Collected data entries:
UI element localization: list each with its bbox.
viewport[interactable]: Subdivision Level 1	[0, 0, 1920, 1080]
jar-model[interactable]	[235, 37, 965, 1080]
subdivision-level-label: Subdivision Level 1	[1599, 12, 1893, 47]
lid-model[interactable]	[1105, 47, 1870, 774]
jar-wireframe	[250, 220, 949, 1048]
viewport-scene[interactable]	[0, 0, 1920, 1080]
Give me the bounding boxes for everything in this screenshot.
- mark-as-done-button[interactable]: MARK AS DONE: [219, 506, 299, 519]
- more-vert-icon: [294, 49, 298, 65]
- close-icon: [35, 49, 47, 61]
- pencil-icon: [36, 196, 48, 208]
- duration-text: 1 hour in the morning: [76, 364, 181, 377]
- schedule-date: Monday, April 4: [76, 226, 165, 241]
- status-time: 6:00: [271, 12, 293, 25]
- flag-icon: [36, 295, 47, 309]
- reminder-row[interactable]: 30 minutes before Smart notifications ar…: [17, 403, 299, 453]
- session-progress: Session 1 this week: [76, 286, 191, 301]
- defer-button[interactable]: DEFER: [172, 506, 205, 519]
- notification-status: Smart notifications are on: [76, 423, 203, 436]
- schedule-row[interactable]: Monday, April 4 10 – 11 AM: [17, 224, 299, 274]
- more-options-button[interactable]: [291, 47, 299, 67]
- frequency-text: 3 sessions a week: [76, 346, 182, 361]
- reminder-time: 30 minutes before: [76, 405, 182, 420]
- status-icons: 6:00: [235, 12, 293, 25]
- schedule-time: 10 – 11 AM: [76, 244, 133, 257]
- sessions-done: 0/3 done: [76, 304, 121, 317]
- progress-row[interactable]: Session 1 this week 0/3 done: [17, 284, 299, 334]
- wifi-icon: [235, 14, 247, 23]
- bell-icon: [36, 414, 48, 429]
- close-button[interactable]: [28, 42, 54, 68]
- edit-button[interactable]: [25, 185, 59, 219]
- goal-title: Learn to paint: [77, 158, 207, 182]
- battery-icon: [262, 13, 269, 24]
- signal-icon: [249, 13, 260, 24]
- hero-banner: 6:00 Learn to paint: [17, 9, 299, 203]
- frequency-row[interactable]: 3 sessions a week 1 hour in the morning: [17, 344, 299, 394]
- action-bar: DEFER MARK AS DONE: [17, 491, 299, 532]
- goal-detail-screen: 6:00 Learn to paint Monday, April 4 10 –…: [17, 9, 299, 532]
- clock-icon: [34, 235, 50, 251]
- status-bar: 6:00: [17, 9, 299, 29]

▶ [Set exercise]: Recast every line of the listing above as a Markdown table with the columns "Row" and "Entry", numbering the rows in order and omitting any blank lines.

▶ [The response]:
| Row | Entry |
|---|---|
| 1 | UI element localization: list each with its bbox. |
| 2 | viewport[interactable]: Subdivision Level 1	[0, 0, 1920, 1080] |
| 3 | jar-model[interactable]	[235, 37, 965, 1080] |
| 4 | subdivision-level-label: Subdivision Level 1	[1599, 12, 1893, 47] |
| 5 | lid-model[interactable]	[1105, 47, 1870, 774] |
| 6 | jar-wireframe	[250, 220, 949, 1048] |
| 7 | viewport-scene[interactable]	[0, 0, 1920, 1080] |
| 8 | Give me the bounding boxes for everything in this screenshot. |
| 9 | - mark-as-done-button[interactable]: MARK AS DONE: [219, 506, 299, 519] |
| 10 | - more-vert-icon: [294, 49, 298, 65] |
| 11 | - close-icon: [35, 49, 47, 61] |
| 12 | - pencil-icon: [36, 196, 48, 208] |
| 13 | - duration-text: 1 hour in the morning: [76, 364, 181, 377] |
| 14 | - schedule-date: Monday, April 4: [76, 226, 165, 241] |
| 15 | - status-time: 6:00: [271, 12, 293, 25] |
| 16 | - flag-icon: [36, 295, 47, 309] |
| 17 | - reminder-row[interactable]: 30 minutes before Smart notifications ar…: [17, 403, 299, 453] |
| 18 | - session-progress: Session 1 this week: [76, 286, 191, 301] |
| 19 | - defer-button[interactable]: DEFER: [172, 506, 205, 519] |
| 20 | - notification-status: Smart notifications are on: [76, 423, 203, 436] |
| 21 | - schedule-row[interactable]: Monday, April 4 10 – 11 AM: [17, 224, 299, 274] |
| 22 | - more-options-button[interactable]: [291, 47, 299, 67] |
| 23 | - frequency-text: 3 sessions a week: [76, 346, 182, 361] |
| 24 | - reminder-time: 30 minutes before: [76, 405, 182, 420] |
| 25 | - status-icons: 6:00: [235, 12, 293, 25] |
| 26 | - schedule-time: 10 – 11 AM: [76, 244, 133, 257] |
| 27 | - sessions-done: 0/3 done: [76, 304, 121, 317] |
| 28 | - progress-row[interactable]: Session 1 this week 0/3 done: [17, 284, 299, 334] |
| 29 | - wifi-icon: [235, 14, 247, 23] |
| 30 | - bell-icon: [36, 414, 48, 429] |
| 31 | - close-button[interactable]: [28, 42, 54, 68] |
| 32 | - edit-button[interactable]: [25, 185, 59, 219] |
| 33 | - goal-title: Learn to paint: [77, 158, 207, 182] |
| 34 | - battery-icon: [262, 13, 269, 24] |
| 35 | - signal-icon: [249, 13, 260, 24] |
| 36 | - hero-banner: 6:00 Learn to paint: [17, 9, 299, 203] |
| 37 | - frequency-row[interactable]: 3 sessions a week 1 hour in the morning: [17, 344, 299, 394] |
| 38 | - action-bar: DEFER MARK AS DONE: [17, 491, 299, 532] |
| 39 | - goal-detail-screen: 6:00 Learn to paint Monday, April 4 10 –…: [17, 9, 299, 532] |
| 40 | - clock-icon: [34, 235, 50, 251] |
| 41 | - status-bar: 6:00: [17, 9, 299, 29] |